| Rows from a collection |
--
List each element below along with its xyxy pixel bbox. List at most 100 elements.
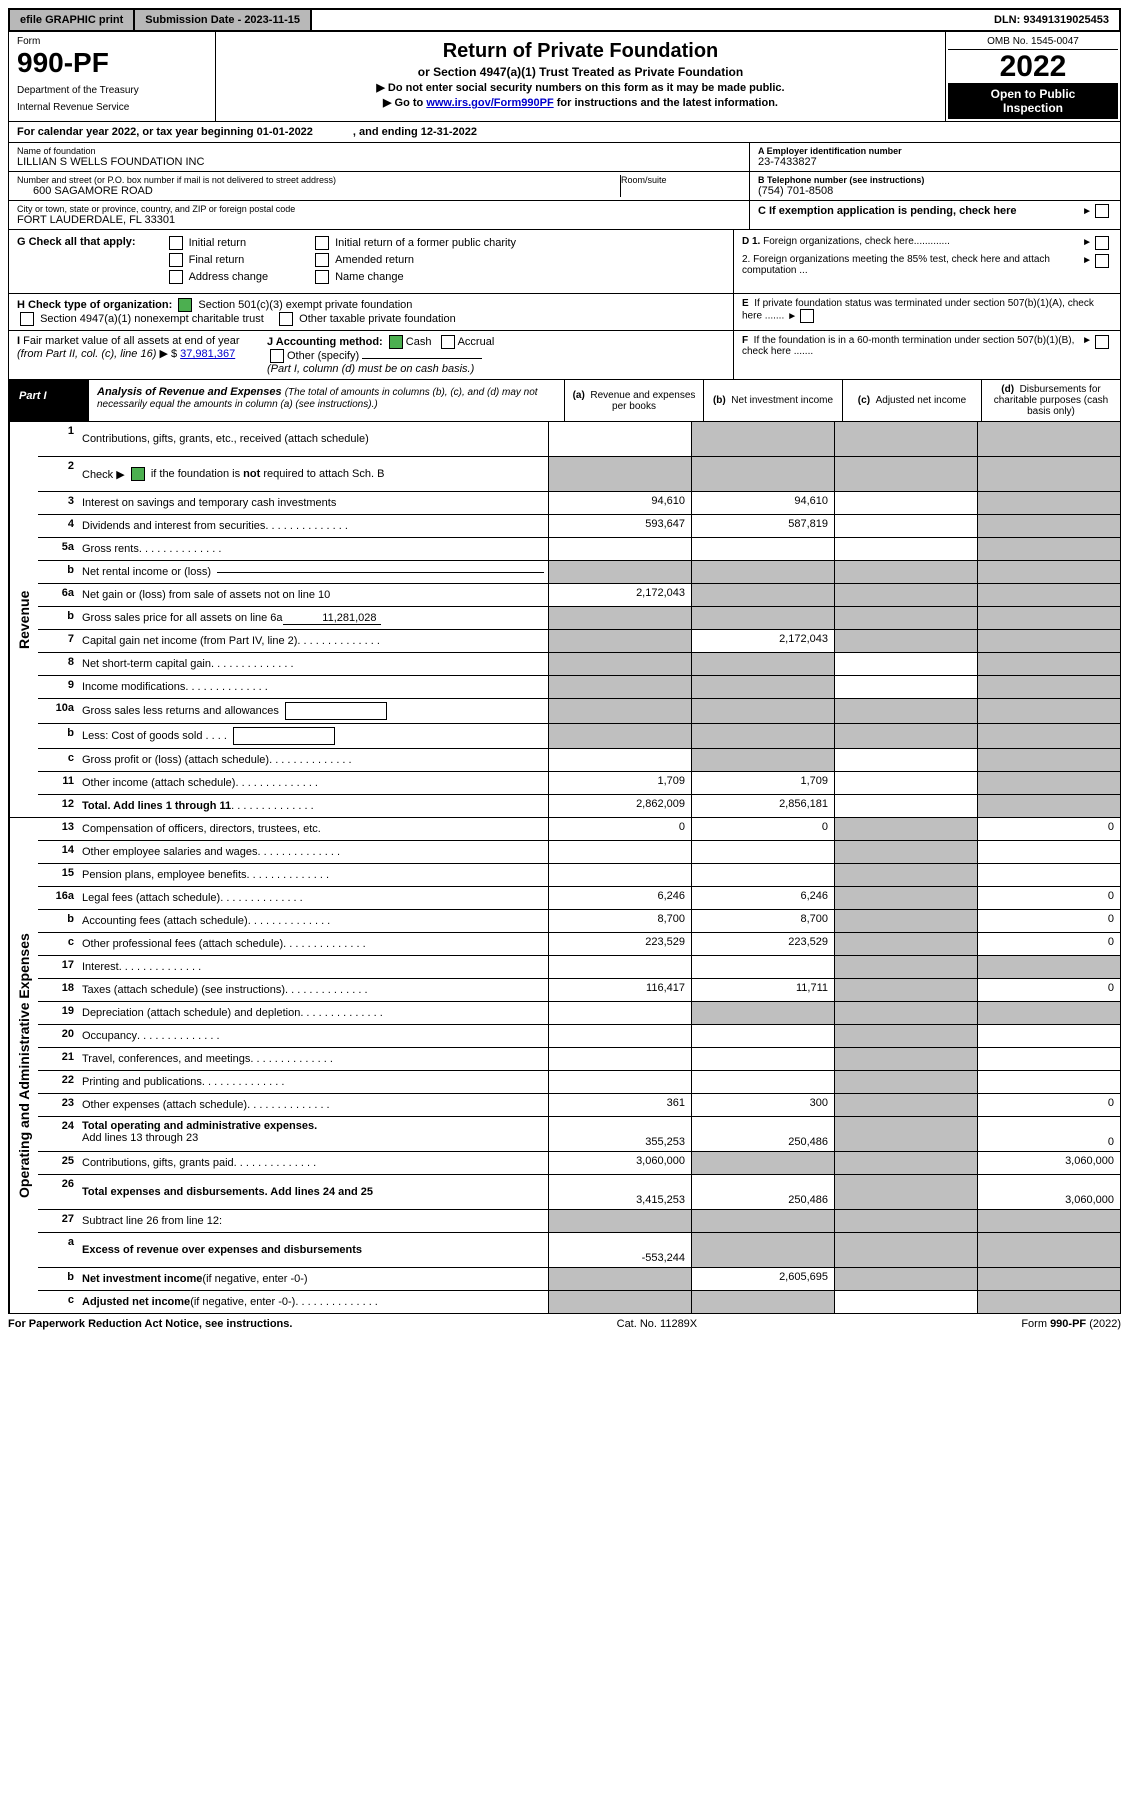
f-label: If the foundation is in a 60-month termi… <box>742 335 1074 357</box>
form-header: Form 990-PF Department of the Treasury I… <box>8 32 1121 122</box>
j-other-label: Other (specify) <box>287 350 359 362</box>
revenue-side-label: Revenue <box>9 422 38 817</box>
phone-value: (754) 701-8508 <box>758 185 1112 197</box>
line-3: Interest on savings and temporary cash i… <box>78 492 548 514</box>
initial-former-label: Initial return of a former public charit… <box>335 237 516 249</box>
ein-label: A Employer identification number <box>758 146 1112 156</box>
part1-title: Analysis of Revenue and Expenses <box>97 386 282 398</box>
form-label: Form <box>17 36 207 47</box>
f-checkbox[interactable] <box>1095 335 1109 349</box>
address-label: Number and street (or P.O. box number if… <box>17 175 620 185</box>
line-23: Other expenses (attach schedule) <box>78 1094 548 1116</box>
city-label: City or town, state or province, country… <box>17 204 741 214</box>
j-cash-checkbox[interactable] <box>389 335 403 349</box>
irs-link[interactable]: www.irs.gov/Form990PF <box>426 97 553 109</box>
section-g-d: G Check all that apply: Initial return F… <box>8 230 1121 294</box>
j-label: J Accounting method: <box>267 336 383 348</box>
line-5b: Net rental income or (loss) <box>78 561 548 583</box>
line2-checkbox[interactable] <box>131 467 145 481</box>
line-4: Dividends and interest from securities <box>78 515 548 537</box>
submission-date: Submission Date - 2023-11-15 <box>135 10 312 30</box>
efile-print-button[interactable]: efile GRAPHIC print <box>10 10 135 30</box>
c-checkbox[interactable] <box>1095 204 1109 218</box>
name-change-checkbox[interactable] <box>315 270 329 284</box>
line-17: Interest <box>78 956 548 978</box>
amended-checkbox[interactable] <box>315 253 329 267</box>
line-9: Income modifications <box>78 676 548 698</box>
dln: DLN: 93491319025453 <box>984 10 1119 30</box>
h-other-checkbox[interactable] <box>279 312 293 326</box>
col-c-header: (c) Adjusted net income <box>843 380 982 421</box>
line-1: Contributions, gifts, grants, etc., rece… <box>78 422 548 456</box>
opex-side-label: Operating and Administrative Expenses <box>9 818 38 1313</box>
calendar-year-line: For calendar year 2022, or tax year begi… <box>8 122 1121 143</box>
line-6a: Net gain or (loss) from sale of assets n… <box>78 584 548 606</box>
goto-note: ▶ Go to www.irs.gov/Form990PF for instru… <box>220 96 941 109</box>
line-27a: Excess of revenue over expenses and disb… <box>78 1233 548 1267</box>
j-accrual-checkbox[interactable] <box>441 335 455 349</box>
page-footer: For Paperwork Reduction Act Notice, see … <box>8 1314 1121 1334</box>
col-a-header: (a) Revenue and expenses per books <box>565 380 704 421</box>
top-bar: efile GRAPHIC print Submission Date - 20… <box>8 8 1121 32</box>
address-change-checkbox[interactable] <box>169 270 183 284</box>
j-cash-label: Cash <box>406 336 432 348</box>
irs-label: Internal Revenue Service <box>17 102 207 113</box>
i-prefix: ▶ $ <box>159 348 177 360</box>
line-15: Pension plans, employee benefits <box>78 864 548 886</box>
initial-former-checkbox[interactable] <box>315 236 329 250</box>
line-5a: Gross rents <box>78 538 548 560</box>
h-opt3: Other taxable private foundation <box>299 313 456 325</box>
line-25: Contributions, gifts, grants paid <box>78 1152 548 1174</box>
dept-treasury: Department of the Treasury <box>17 85 207 96</box>
e-checkbox[interactable] <box>800 309 814 323</box>
line-7: Capital gain net income (from Part IV, l… <box>78 630 548 652</box>
line-10a: Gross sales less returns and allowances <box>78 699 548 723</box>
form-ref: Form 990-PF (2022) <box>1021 1318 1121 1330</box>
d2-checkbox[interactable] <box>1095 254 1109 268</box>
final-return-checkbox[interactable] <box>169 253 183 267</box>
final-return-label: Final return <box>189 254 245 266</box>
amended-label: Amended return <box>335 254 414 266</box>
section-h-e: H Check type of organization: Section 50… <box>8 294 1121 331</box>
paperwork-notice: For Paperwork Reduction Act Notice, see … <box>8 1318 292 1330</box>
foundation-name: LILLIAN S WELLS FOUNDATION INC <box>17 156 741 168</box>
revenue-grid: Revenue 1Contributions, gifts, grants, e… <box>8 422 1121 818</box>
omb-number: OMB No. 1545-0047 <box>948 34 1118 50</box>
col-d-header: (d) Disbursements for charitable purpose… <box>982 380 1120 421</box>
tax-year: 2022 <box>948 50 1118 83</box>
h-4947-checkbox[interactable] <box>20 312 34 326</box>
entity-info: Name of foundation LILLIAN S WELLS FOUND… <box>8 143 1121 230</box>
line-8: Net short-term capital gain <box>78 653 548 675</box>
form-number: 990-PF <box>17 47 207 79</box>
j-accrual-label: Accrual <box>458 336 495 348</box>
j-other-checkbox[interactable] <box>270 349 284 363</box>
h-501c3-checkbox[interactable] <box>178 298 192 312</box>
line-18: Taxes (attach schedule) (see instruction… <box>78 979 548 1001</box>
part1-label: Part I <box>9 380 89 421</box>
line-13: Compensation of officers, directors, tru… <box>78 818 548 840</box>
initial-return-label: Initial return <box>189 237 246 249</box>
room-suite-label: Room/suite <box>621 175 741 185</box>
g-label: G Check all that apply: <box>17 236 136 287</box>
line-20: Occupancy <box>78 1025 548 1047</box>
line-16b: Accounting fees (attach schedule) <box>78 910 548 932</box>
line-26: Total expenses and disbursements. Add li… <box>78 1175 548 1209</box>
col-b-header: (b) Net investment income <box>704 380 843 421</box>
h-opt2: Section 4947(a)(1) nonexempt charitable … <box>40 313 264 325</box>
arrow-icon <box>1079 205 1092 217</box>
d1-checkbox[interactable] <box>1095 236 1109 250</box>
name-change-label: Name change <box>335 271 404 283</box>
line-6b: Gross sales price for all assets on line… <box>78 607 548 629</box>
form-title: Return of Private Foundation <box>220 40 941 63</box>
ssn-note: ▶ Do not enter social security numbers o… <box>220 81 941 94</box>
ein-value: 23-7433827 <box>758 156 1112 168</box>
j-note: (Part I, column (d) must be on cash basi… <box>267 363 474 375</box>
line-22: Printing and publications <box>78 1071 548 1093</box>
initial-return-checkbox[interactable] <box>169 236 183 250</box>
i-value: 37,981,367 <box>180 348 235 360</box>
part1-header: Part I Analysis of Revenue and Expenses … <box>8 380 1121 422</box>
section-ij-f: I Fair market value of all assets at end… <box>8 331 1121 380</box>
address-value: 600 SAGAMORE ROAD <box>17 185 620 197</box>
line-24: Total operating and administrative expen… <box>78 1117 548 1151</box>
line-14: Other employee salaries and wages <box>78 841 548 863</box>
--
| GOAL OF THE EXERCISE |
Please rewrite all of the rows above, swapping "Submission Date" for "Filing Date" and leaving everything else unchanged. Leave the pictures out of your answer.

| CORRECT OUTPUT |
List each element below along with its xyxy pixel bbox. List at most 100 elements.
f-label: If the foundation is in a 60-month termi… <box>742 335 1074 357</box>
form-header: Form 990-PF Department of the Treasury I… <box>8 32 1121 122</box>
j-other-label: Other (specify) <box>287 350 359 362</box>
revenue-side-label: Revenue <box>9 422 38 817</box>
phone-value: (754) 701-8508 <box>758 185 1112 197</box>
line-3: Interest on savings and temporary cash i… <box>78 492 548 514</box>
initial-former-label: Initial return of a former public charit… <box>335 237 516 249</box>
ein-label: A Employer identification number <box>758 146 1112 156</box>
part1-title: Analysis of Revenue and Expenses <box>97 386 282 398</box>
form-label: Form <box>17 36 207 47</box>
f-checkbox[interactable] <box>1095 335 1109 349</box>
address-label: Number and street (or P.O. box number if… <box>17 175 620 185</box>
line-23: Other expenses (attach schedule) <box>78 1094 548 1116</box>
city-label: City or town, state or province, country… <box>17 204 741 214</box>
j-cash-checkbox[interactable] <box>389 335 403 349</box>
irs-link[interactable]: www.irs.gov/Form990PF <box>426 97 553 109</box>
section-g-d: G Check all that apply: Initial return F… <box>8 230 1121 294</box>
j-label: J Accounting method: <box>267 336 383 348</box>
line-5b: Net rental income or (loss) <box>78 561 548 583</box>
line2-checkbox[interactable] <box>131 467 145 481</box>
line-4: Dividends and interest from securities <box>78 515 548 537</box>
submission-date: Filing Date - 2023-11-15 <box>135 10 312 30</box>
efile-print-button[interactable]: efile GRAPHIC print <box>10 10 135 30</box>
c-checkbox[interactable] <box>1095 204 1109 218</box>
name-change-checkbox[interactable] <box>315 270 329 284</box>
line-17: Interest <box>78 956 548 978</box>
amended-checkbox[interactable] <box>315 253 329 267</box>
line-9: Income modifications <box>78 676 548 698</box>
dln: DLN: 93491319025453 <box>984 10 1119 30</box>
h-other-checkbox[interactable] <box>279 312 293 326</box>
col-c-header: (c) Adjusted net income <box>843 380 982 421</box>
line-1: Contributions, gifts, grants, etc., rece… <box>78 422 548 456</box>
opex-side-label: Operating and Administrative Expenses <box>9 818 38 1313</box>
calendar-year-line: For calendar year 2022, or tax year begi… <box>8 122 1121 143</box>
line-6a: Net gain or (loss) from sale of assets n… <box>78 584 548 606</box>
goto-note: ▶ Go to www.irs.gov/Form990PF for instru… <box>220 96 941 109</box>
line-27a: Excess of revenue over expenses and disb… <box>78 1233 548 1267</box>
j-accrual-checkbox[interactable] <box>441 335 455 349</box>
page-footer: For Paperwork Reduction Act Notice, see … <box>8 1314 1121 1334</box>
col-a-header: (a) Revenue and expenses per books <box>565 380 704 421</box>
top-bar: efile GRAPHIC print Filing Date - 20… <box>8 8 1121 32</box>
address-change-checkbox[interactable] <box>169 270 183 284</box>
j-cash-label: Cash <box>406 336 432 348</box>
irs-label: Internal Revenue Service <box>17 102 207 113</box>
i-prefix: ▶ $ <box>159 348 177 360</box>
line-15: Pension plans, employee benefits <box>78 864 548 886</box>
initial-former-checkbox[interactable] <box>315 236 329 250</box>
line-5a: Gross rents <box>78 538 548 560</box>
h-opt3: Other taxable private foundation <box>299 313 456 325</box>
line-25: Contributions, gifts, grants paid <box>78 1152 548 1174</box>
dept-treasury: Department of the Treasury <box>17 85 207 96</box>
e-checkbox[interactable] <box>800 309 814 323</box>
line-7: Capital gain net income (from Part IV, l… <box>78 630 548 652</box>
line-10a: Gross sales less returns and allowances <box>78 699 548 723</box>
form-ref: Form 990-PF (2022) <box>1021 1318 1121 1330</box>
d2-checkbox[interactable] <box>1095 254 1109 268</box>
final-return-checkbox[interactable] <box>169 253 183 267</box>
final-return-label: Final return <box>189 254 245 266</box>
amended-label: Amended return <box>335 254 414 266</box>
section-h-e: H Check type of organization: Section 50… <box>8 294 1121 331</box>
paperwork-notice: For Paperwork Reduction Act Notice, see … <box>8 1318 292 1330</box>
foundation-name: LILLIAN S WELLS FOUNDATION INC <box>17 156 741 168</box>
revenue-grid: Revenue 1Contributions, gifts, grants, e… <box>8 422 1121 818</box>
omb-number: OMB No. 1545-0047 <box>948 34 1118 50</box>
col-d-header: (d) Disbursements for charitable purpose… <box>982 380 1120 421</box>
tax-year: 2022 <box>948 50 1118 83</box>
h-4947-checkbox[interactable] <box>20 312 34 326</box>
entity-info: Name of foundation LILLIAN S WELLS FOUND… <box>8 143 1121 230</box>
line-8: Net short-term capital gain <box>78 653 548 675</box>
form-number: 990-PF <box>17 47 207 79</box>
j-accrual-label: Accrual <box>458 336 495 348</box>
j-other-checkbox[interactable] <box>270 349 284 363</box>
h-501c3-checkbox[interactable] <box>178 298 192 312</box>
line-18: Taxes (attach schedule) (see instruction… <box>78 979 548 1001</box>
part1-label: Part I <box>9 380 89 421</box>
line-13: Compensation of officers, directors, tru… <box>78 818 548 840</box>
initial-return-label: Initial return <box>189 237 246 249</box>
room-suite-label: Room/suite <box>621 175 741 185</box>
g-label: G Check all that apply: <box>17 236 136 287</box>
line-20: Occupancy <box>78 1025 548 1047</box>
line-16b: Accounting fees (attach schedule) <box>78 910 548 932</box>
line-26: Total expenses and disbursements. Add li… <box>78 1175 548 1209</box>
col-b-header: (b) Net investment income <box>704 380 843 421</box>
h-opt2: Section 4947(a)(1) nonexempt charitable … <box>40 313 264 325</box>
arrow-icon <box>1079 205 1092 217</box>
d1-checkbox[interactable] <box>1095 236 1109 250</box>
name-change-label: Name change <box>335 271 404 283</box>
line-6b: Gross sales price for all assets on line… <box>78 607 548 629</box>
form-title: Return of Private Foundation <box>220 40 941 63</box>
ssn-note: ▶ Do not enter social security numbers o… <box>220 81 941 94</box>
ein-value: 23-7433827 <box>758 156 1112 168</box>
j-note: (Part I, column (d) must be on cash basi… <box>267 363 474 375</box>
line-22: Printing and publications <box>78 1071 548 1093</box>
initial-return-checkbox[interactable] <box>169 236 183 250</box>
i-value: 37,981,367 <box>180 348 235 360</box>
part1-header: Part I Analysis of Revenue and Expenses … <box>8 380 1121 422</box>
section-ij-f: I Fair market value of all assets at end… <box>8 331 1121 380</box>
address-value: 600 SAGAMORE ROAD <box>17 185 620 197</box>
line-24: Total operating and administrative expen… <box>78 1117 548 1151</box>
line-14: Other employee salaries and wages <box>78 841 548 863</box>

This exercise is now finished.